**Instruction**: From the entries below, gather each line containing the word "Awesome".
BEGIN Data rows
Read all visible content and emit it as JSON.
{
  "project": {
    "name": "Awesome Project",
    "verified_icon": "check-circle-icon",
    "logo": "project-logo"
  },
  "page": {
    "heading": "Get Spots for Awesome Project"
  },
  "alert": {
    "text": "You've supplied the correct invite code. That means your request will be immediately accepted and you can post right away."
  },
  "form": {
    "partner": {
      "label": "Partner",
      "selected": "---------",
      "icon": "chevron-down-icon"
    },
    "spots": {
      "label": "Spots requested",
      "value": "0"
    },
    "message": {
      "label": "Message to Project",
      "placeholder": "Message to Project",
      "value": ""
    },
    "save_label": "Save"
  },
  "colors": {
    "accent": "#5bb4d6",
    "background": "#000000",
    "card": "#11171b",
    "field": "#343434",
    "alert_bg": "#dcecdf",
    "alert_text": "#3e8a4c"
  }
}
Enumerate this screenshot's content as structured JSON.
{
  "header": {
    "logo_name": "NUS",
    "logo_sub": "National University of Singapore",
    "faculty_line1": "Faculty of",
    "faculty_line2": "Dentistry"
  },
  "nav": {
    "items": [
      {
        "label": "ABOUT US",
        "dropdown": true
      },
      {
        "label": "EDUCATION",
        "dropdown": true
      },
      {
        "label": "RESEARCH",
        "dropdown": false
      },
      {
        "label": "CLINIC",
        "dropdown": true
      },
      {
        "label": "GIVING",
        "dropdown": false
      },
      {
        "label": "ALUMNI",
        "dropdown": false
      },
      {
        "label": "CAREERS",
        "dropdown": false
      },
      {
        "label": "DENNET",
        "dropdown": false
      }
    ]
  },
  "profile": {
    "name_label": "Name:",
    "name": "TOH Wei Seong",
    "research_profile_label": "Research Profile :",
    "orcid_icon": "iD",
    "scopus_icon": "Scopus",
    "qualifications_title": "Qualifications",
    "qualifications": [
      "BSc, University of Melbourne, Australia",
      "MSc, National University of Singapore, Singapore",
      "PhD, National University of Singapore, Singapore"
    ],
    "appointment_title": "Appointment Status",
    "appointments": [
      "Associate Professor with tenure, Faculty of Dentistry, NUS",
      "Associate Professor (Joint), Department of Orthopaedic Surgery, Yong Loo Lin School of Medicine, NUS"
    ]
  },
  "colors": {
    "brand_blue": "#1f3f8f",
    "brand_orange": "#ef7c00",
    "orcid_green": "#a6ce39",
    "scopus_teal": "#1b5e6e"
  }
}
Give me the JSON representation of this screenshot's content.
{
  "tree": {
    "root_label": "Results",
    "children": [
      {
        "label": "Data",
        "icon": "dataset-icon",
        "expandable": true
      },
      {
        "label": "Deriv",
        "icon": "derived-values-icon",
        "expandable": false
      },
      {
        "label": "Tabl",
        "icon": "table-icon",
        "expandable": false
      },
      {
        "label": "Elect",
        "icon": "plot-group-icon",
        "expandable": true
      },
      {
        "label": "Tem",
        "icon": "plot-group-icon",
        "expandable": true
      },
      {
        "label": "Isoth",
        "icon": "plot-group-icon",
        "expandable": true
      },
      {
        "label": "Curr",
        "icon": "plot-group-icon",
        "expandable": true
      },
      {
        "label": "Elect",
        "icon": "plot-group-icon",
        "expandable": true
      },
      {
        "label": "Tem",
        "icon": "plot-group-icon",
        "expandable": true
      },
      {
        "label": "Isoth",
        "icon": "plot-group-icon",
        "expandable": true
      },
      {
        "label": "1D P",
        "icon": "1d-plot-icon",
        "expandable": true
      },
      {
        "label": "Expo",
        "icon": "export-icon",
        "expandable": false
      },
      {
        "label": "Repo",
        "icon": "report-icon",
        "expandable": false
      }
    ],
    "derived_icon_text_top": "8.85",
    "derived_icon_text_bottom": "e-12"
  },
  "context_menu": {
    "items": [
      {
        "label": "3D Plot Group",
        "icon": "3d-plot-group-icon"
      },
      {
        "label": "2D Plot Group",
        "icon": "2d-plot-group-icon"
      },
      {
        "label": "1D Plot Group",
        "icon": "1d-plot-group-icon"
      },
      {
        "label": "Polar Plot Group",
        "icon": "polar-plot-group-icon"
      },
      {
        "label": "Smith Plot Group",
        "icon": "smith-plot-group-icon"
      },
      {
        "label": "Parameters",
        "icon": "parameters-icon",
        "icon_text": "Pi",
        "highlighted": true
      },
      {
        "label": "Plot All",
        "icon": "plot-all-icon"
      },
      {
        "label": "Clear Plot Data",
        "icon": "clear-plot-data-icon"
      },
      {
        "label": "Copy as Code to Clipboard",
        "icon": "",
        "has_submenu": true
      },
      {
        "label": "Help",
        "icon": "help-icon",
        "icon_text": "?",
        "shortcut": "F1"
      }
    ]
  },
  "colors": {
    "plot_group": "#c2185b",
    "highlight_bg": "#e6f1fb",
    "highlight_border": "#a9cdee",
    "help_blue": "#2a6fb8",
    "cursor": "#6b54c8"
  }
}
END Data rows
**Task solution**:
    "name": "Awesome Project",
    "heading": "Get Spots for Awesome Project"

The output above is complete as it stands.